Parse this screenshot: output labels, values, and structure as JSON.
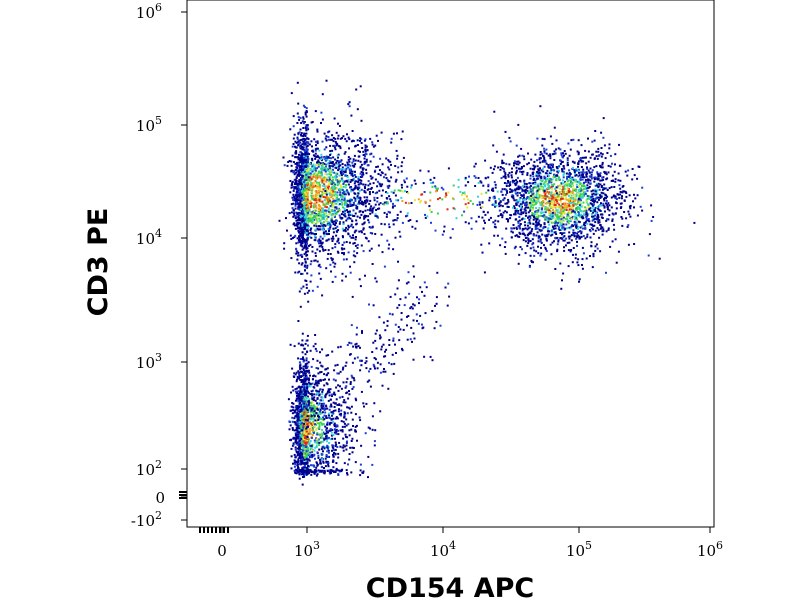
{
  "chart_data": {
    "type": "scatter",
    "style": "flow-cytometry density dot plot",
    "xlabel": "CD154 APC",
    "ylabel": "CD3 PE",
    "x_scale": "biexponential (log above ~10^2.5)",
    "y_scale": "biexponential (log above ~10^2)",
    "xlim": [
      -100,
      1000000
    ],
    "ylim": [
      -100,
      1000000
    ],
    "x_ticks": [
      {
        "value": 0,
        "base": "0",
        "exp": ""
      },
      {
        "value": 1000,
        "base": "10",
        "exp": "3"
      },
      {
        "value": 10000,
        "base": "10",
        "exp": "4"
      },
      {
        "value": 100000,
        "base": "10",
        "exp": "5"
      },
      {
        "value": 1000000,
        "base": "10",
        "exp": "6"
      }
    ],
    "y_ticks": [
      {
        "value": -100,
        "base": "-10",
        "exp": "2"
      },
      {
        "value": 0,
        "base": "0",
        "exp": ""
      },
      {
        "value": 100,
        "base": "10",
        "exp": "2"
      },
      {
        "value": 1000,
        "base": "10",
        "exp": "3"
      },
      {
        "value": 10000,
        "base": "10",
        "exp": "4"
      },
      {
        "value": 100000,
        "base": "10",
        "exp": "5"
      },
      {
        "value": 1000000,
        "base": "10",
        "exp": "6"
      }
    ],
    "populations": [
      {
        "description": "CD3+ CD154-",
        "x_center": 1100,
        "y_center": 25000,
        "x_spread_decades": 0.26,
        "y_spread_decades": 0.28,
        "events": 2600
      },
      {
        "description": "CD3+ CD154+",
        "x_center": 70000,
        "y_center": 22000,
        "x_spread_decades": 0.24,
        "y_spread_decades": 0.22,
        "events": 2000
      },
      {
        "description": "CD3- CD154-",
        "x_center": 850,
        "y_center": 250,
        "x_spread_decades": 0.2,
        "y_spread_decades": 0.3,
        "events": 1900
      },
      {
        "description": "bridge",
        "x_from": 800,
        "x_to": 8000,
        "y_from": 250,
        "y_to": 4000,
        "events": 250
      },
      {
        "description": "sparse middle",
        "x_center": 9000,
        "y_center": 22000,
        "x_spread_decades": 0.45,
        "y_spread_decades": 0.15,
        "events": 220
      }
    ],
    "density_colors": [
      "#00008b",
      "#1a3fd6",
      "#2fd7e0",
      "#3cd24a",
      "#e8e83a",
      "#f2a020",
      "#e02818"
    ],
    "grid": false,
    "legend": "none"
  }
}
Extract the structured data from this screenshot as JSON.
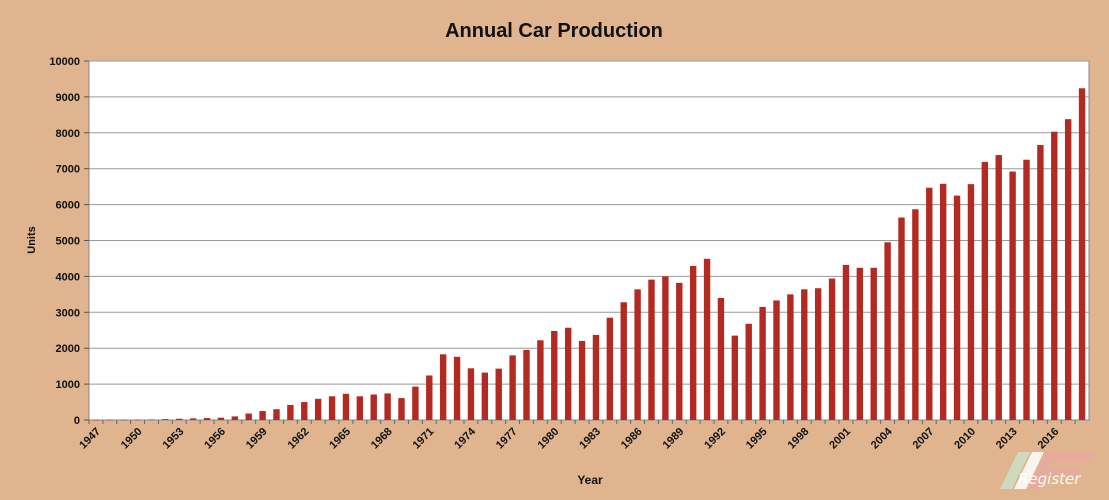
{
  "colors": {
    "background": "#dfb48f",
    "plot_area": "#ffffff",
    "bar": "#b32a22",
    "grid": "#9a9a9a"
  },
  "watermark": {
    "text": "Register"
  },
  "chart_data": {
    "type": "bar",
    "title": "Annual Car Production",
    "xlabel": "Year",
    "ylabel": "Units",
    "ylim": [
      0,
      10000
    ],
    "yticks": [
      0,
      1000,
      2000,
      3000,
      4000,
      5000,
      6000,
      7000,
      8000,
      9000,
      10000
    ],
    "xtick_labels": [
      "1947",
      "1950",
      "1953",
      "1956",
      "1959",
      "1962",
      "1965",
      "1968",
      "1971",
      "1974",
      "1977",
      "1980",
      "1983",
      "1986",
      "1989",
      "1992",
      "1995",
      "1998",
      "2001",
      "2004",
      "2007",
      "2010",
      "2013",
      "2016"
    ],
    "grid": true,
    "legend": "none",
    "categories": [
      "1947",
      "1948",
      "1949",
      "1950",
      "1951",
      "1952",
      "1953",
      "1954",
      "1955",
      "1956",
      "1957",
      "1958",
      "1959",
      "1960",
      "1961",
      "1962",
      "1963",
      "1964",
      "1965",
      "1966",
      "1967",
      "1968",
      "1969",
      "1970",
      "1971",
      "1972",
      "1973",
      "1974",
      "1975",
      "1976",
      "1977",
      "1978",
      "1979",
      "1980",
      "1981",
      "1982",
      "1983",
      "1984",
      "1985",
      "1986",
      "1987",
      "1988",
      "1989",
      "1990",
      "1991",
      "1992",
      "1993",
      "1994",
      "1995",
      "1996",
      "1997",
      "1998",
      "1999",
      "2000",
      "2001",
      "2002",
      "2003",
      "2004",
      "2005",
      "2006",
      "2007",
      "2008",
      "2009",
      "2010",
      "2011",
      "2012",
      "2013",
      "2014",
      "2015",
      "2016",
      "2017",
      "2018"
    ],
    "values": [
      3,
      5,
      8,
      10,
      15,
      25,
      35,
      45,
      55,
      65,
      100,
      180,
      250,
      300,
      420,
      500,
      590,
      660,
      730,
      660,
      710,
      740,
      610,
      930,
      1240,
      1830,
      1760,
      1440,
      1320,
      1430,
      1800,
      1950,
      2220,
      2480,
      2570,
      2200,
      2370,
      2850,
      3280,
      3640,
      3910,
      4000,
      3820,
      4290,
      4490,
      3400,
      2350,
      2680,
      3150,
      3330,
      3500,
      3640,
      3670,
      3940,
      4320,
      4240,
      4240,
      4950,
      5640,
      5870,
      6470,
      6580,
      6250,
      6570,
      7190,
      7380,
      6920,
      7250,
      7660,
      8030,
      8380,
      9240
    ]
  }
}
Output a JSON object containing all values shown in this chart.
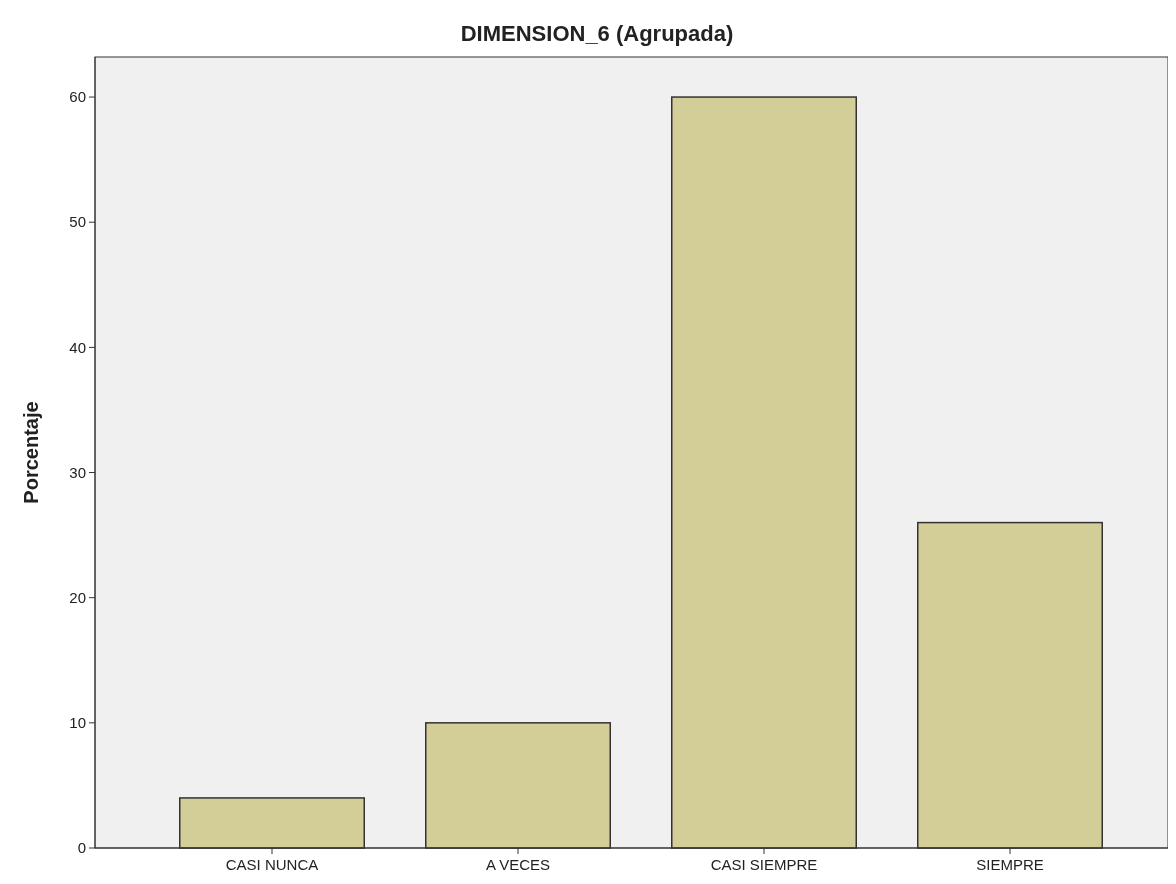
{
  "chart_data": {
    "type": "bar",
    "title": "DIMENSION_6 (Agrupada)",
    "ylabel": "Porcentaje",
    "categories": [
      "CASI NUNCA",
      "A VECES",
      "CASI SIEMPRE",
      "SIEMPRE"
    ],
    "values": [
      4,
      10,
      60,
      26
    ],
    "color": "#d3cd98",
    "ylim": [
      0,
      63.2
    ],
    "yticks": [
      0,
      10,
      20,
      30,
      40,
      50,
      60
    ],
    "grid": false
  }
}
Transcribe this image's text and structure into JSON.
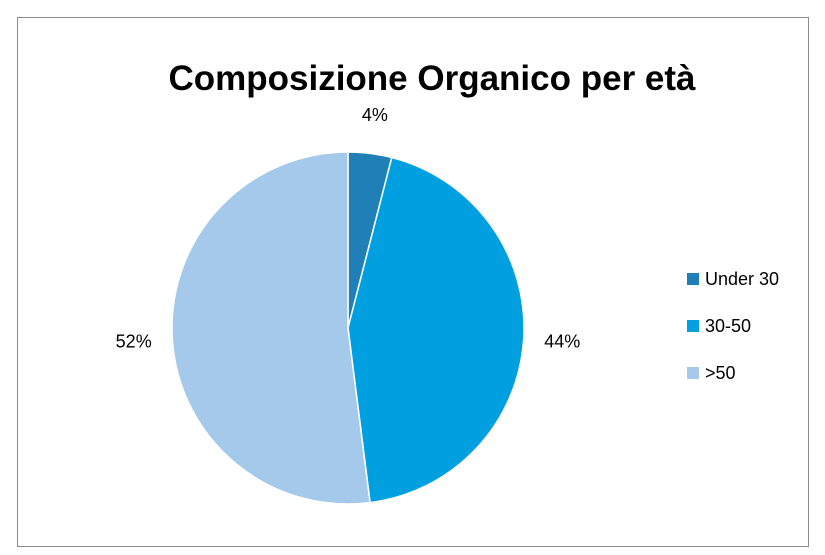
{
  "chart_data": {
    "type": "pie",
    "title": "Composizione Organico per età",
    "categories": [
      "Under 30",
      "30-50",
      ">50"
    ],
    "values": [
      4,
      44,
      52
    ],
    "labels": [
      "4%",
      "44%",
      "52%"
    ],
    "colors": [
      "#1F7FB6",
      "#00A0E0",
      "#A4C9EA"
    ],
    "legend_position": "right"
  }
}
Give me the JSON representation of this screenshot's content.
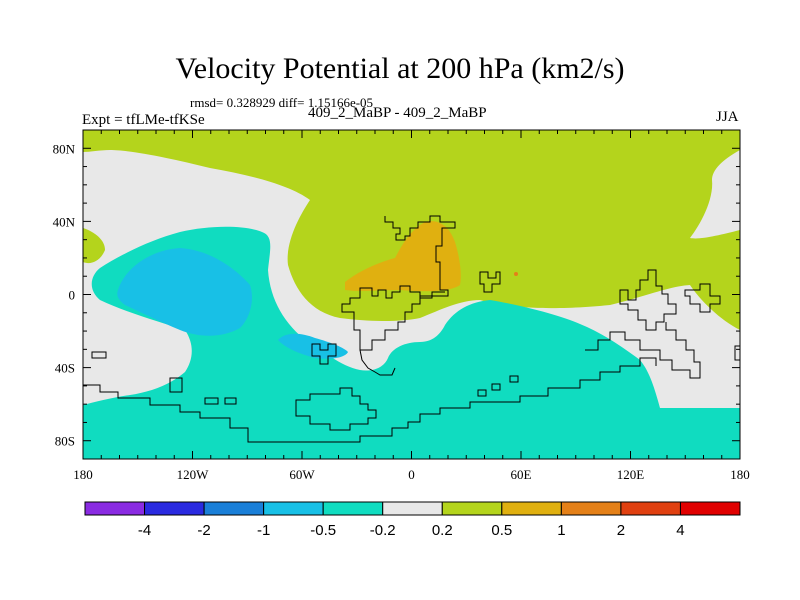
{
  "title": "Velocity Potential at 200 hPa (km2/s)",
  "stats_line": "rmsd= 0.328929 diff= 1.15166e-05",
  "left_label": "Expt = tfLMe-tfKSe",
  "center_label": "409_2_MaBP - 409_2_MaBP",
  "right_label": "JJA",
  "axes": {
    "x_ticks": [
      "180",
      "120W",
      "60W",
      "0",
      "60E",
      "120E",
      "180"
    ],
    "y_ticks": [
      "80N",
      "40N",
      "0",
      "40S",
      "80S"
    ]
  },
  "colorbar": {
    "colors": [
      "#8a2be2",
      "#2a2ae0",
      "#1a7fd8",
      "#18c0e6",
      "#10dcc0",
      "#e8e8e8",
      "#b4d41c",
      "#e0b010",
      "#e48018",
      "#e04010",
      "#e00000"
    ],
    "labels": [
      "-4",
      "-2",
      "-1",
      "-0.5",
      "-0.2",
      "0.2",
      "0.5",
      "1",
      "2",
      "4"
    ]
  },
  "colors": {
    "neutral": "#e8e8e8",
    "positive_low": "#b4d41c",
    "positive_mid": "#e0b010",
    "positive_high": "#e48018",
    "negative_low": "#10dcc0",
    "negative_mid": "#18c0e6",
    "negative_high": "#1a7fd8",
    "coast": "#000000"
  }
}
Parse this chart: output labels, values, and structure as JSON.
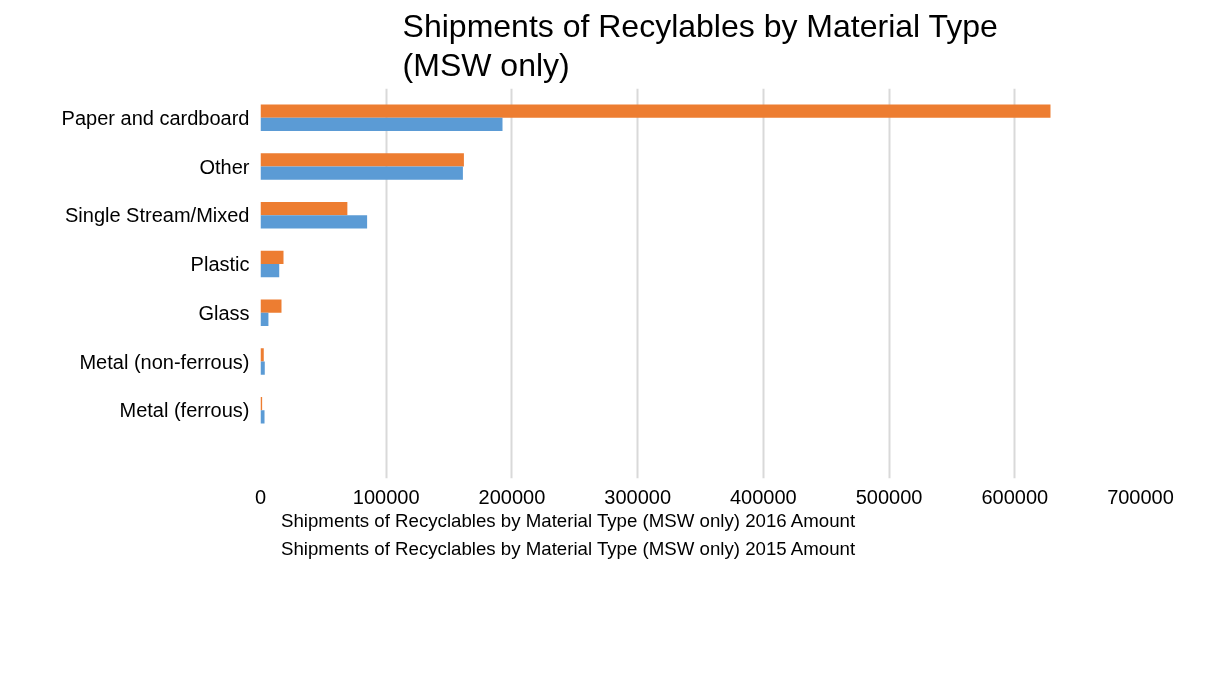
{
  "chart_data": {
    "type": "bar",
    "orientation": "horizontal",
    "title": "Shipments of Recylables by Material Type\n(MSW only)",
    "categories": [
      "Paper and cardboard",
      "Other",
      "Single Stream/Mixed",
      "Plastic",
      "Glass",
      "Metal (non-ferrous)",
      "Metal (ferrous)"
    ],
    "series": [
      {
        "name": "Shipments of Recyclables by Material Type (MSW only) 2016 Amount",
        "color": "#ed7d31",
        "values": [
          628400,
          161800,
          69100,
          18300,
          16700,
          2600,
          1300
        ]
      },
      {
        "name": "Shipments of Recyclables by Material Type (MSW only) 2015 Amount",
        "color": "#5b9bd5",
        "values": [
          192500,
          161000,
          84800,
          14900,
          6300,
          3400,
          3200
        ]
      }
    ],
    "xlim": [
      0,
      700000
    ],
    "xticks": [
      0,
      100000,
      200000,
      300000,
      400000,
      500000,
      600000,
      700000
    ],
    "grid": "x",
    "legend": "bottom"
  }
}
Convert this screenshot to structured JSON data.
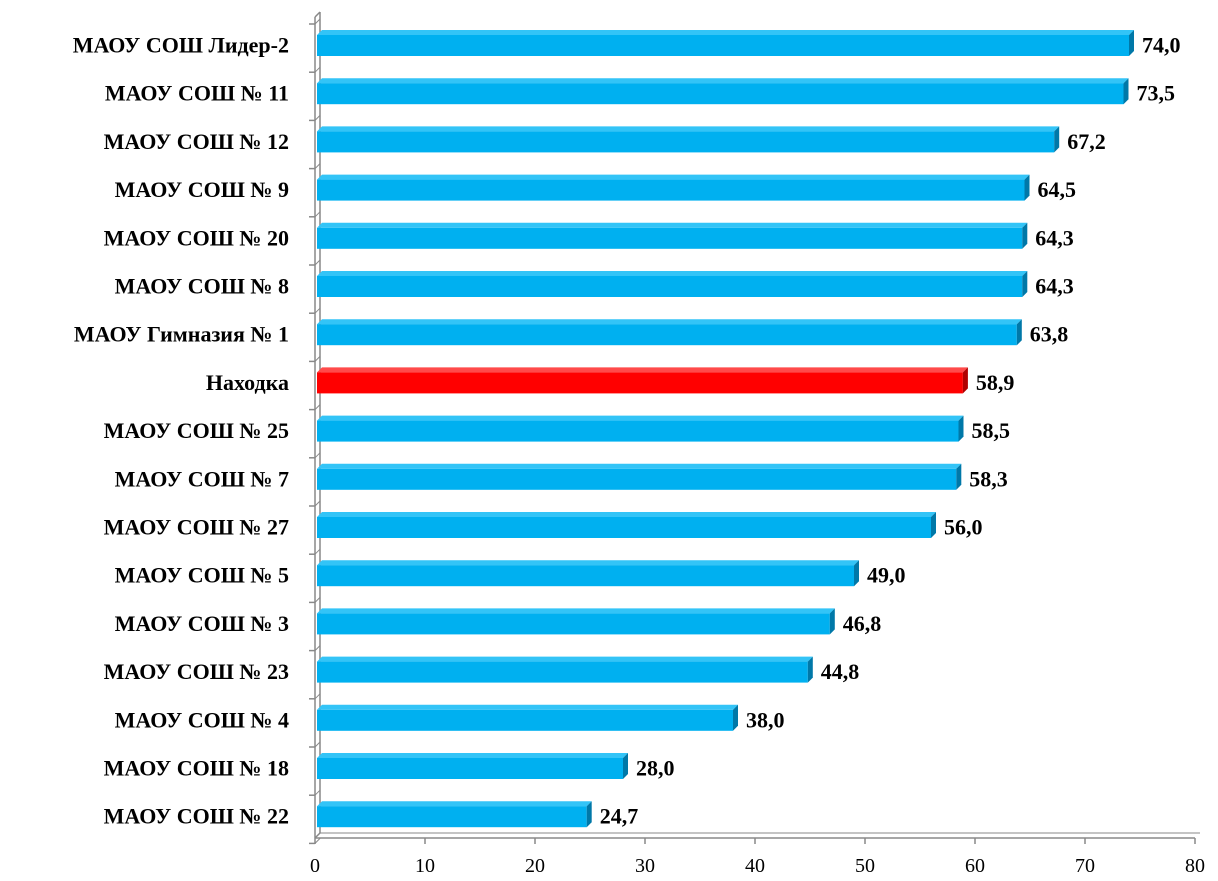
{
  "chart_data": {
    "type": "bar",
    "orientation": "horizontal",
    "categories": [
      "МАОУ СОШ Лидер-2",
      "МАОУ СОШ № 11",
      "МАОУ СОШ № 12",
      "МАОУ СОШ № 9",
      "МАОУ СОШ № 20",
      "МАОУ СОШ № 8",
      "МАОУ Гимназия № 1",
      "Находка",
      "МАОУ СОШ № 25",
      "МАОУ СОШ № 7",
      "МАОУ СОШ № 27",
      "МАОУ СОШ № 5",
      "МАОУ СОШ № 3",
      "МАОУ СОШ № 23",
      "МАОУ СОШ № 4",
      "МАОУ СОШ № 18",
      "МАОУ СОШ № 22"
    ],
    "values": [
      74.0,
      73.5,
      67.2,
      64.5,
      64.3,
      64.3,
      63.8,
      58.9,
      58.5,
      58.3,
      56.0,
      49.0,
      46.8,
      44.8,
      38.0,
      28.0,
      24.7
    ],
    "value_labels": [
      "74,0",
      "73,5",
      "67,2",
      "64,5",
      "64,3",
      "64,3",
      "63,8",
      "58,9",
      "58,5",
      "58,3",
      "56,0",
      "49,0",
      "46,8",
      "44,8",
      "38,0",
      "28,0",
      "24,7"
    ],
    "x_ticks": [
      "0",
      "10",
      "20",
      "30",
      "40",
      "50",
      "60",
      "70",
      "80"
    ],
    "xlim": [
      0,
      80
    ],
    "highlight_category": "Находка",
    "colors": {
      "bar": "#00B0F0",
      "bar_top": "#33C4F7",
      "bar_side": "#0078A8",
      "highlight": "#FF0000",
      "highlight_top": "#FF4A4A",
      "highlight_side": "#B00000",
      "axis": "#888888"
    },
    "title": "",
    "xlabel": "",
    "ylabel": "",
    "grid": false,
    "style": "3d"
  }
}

STATED TASK:
Look through the data and gather every line with the string "structured" in it.

EXERCISE RESPONSE:
Extract the structured data from this screenshot as JSON.
Convert this screenshot to structured JSON data.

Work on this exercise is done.